- _ЗАДАНИЕ A_
Перечислите все фамилии людей и персонажей, которые упоминаются в тексте о премьере фильма.
- _ЗАДАНИЕ B_
Приведите дословно часть текста о премьере фильма, начиная со слов «Шумная, не склонная» и заканчивая словами «приветствовали его создателей.».
- _ЗАДАНИЕ C_
Ответьте на вопросы по тексту о премьере фильма:
(i) Чем молодежь была накачана перед сеансом?
(ii) Кем по роду занятий является взрослый герой фильма Шлыков?
(iii) Кем является персонаж Мамонова Селиверстов?

- _ОТРЫВОК ТЕКСТА_
• • •

Шумная, не склонная к благочинному поведению молодежная часть шоупремьерного зала сама и оказалась одним из выразительных слагаемых этого шоу. Молодежь пришла не на фильм с Петей Мамоновым, а на Петю Мамонова с фильмом. Их манил не волшебный саксофон Чекасина, а воспоминания, еще недавние, о «Звуках My». Учтивому молчанию зала они, изрядно накачанные перед сеансом пивом (пиво тоже входило в шоу-меню), готовы были противопоставить тусовочное свое «мучание». Они и не молчали — «мучали». Во всяком случае поначалу, когда шли первые сцены фильма. А потом, как это ни удивительно, стихли. И досмотрели фильм до конца. И радостно приветствовали его создателей.
Лунгин и Мамонов докричались-таки до них, обнаружив сходное понимание хотя бы некоторых житейских вещей. При том, что молодежь эта, новое поколение — дети «рока», всех тяжестей «металла» и т. д. и т. п. Они, повторяю, фанаты Мамонова и в несоизмеримо меньшей степени почитатели Чекасина.
Виртуоз джаза Чекасин тоже был на шоу-премьере. Но кому он нужен, этот джаз! Оказалось, нужен.
«Роковая» стихия, к которой впору отнести взрослого героя фильма, таксиста Шлыкова, спасовала перед стихией джазовой, стихией мамоновского персонажа, саксофониста Селиверстова.
Уж не очередной ли это спор «почвенников» и «западников», закамуфлированный под дружбу-ненависть двух случайных знакомцев: люмпен-пролетария Шлыкова и люмпен-интеллигента Селиверстова?.. Уж не проникло ли и в это вполне конвертируемое кино угрожающе-разрушительное влияние неисправимо рыночного Запада?.. Джаз всегда, с давних пор таил для идейных охранников Отечества нечто страшное, наподобие ядерной угрозы или. чумы.
Лунгин и Чекасин реабилитировали джаз на экранной территории нашего ныне идейно нестойкого государства. Мамонов выступил здесь сталкером толпы, не сыграв, а прожив, как умеет, — азартно и озорно — роль Селиверстова.

• • •

- _ВЫДЕРЖКА ИЗ ДАННЫХ_
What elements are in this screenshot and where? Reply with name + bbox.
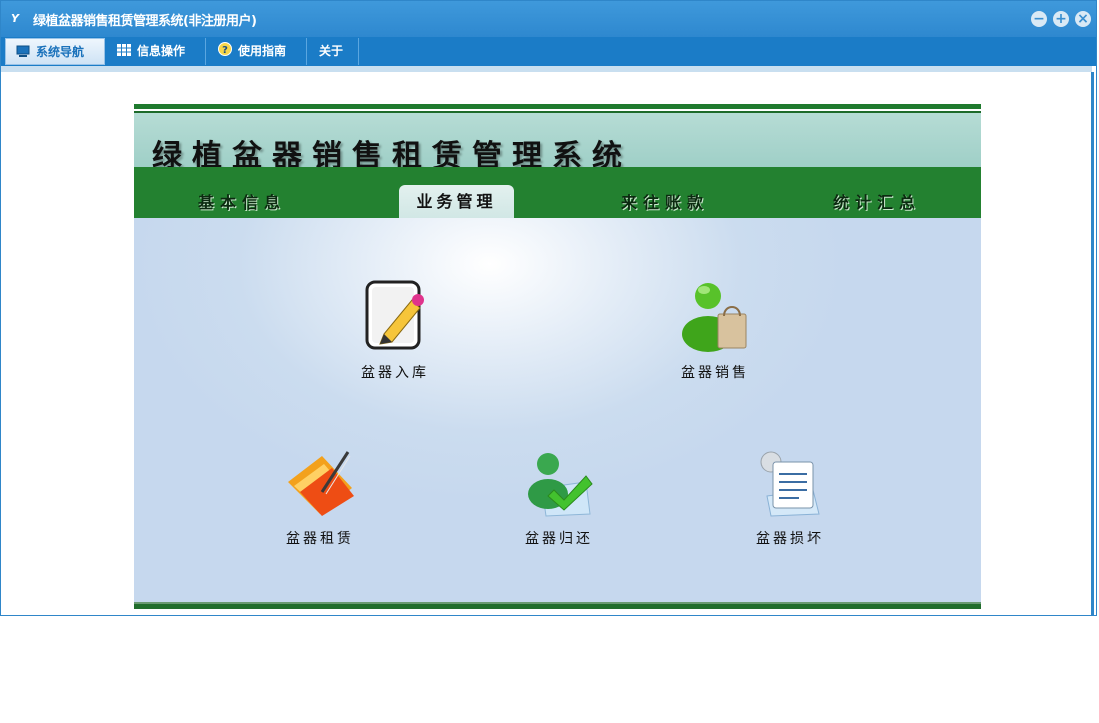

• • •

- _ИТОГОВЫЙ ОТВЕТ A_
Мамонов, Чекасин, Лунгин, Шлыков, Селиверстов

- _ИТОГОВЫЙ ОТВЕТ B_
Шумная, не склонная к благочинному поведению молодежная часть шоупремьерного зала сама и оказалась одним из выразительных слагаемых этого шоу. Молодежь пришла не на фильм с Петей Мамоновым, а на Петю Мамонова с фильмом. Их манил не волшебный саксофон Чекасина, а воспоминания, еще недавние, о «Звуках My». Учтивому молчанию зала они, изрядно накачанные перед сеансом пивом (пиво тоже входило в шоу-меню), готовы были противопоставить тусовочное свое «мучание». Они и не молчали — «мучали». Во всяком случае поначалу, когда шли первые сцены фильма. А потом, как это ни удивительно, стихли. И досмотрели фильм до конца. И радостно приветствовали его создателей.

- _ИТОГОВЫЙ ОТВЕТ C_
(i) Пивом.
(ii) Таксистом.
(iii) Саксофонистом.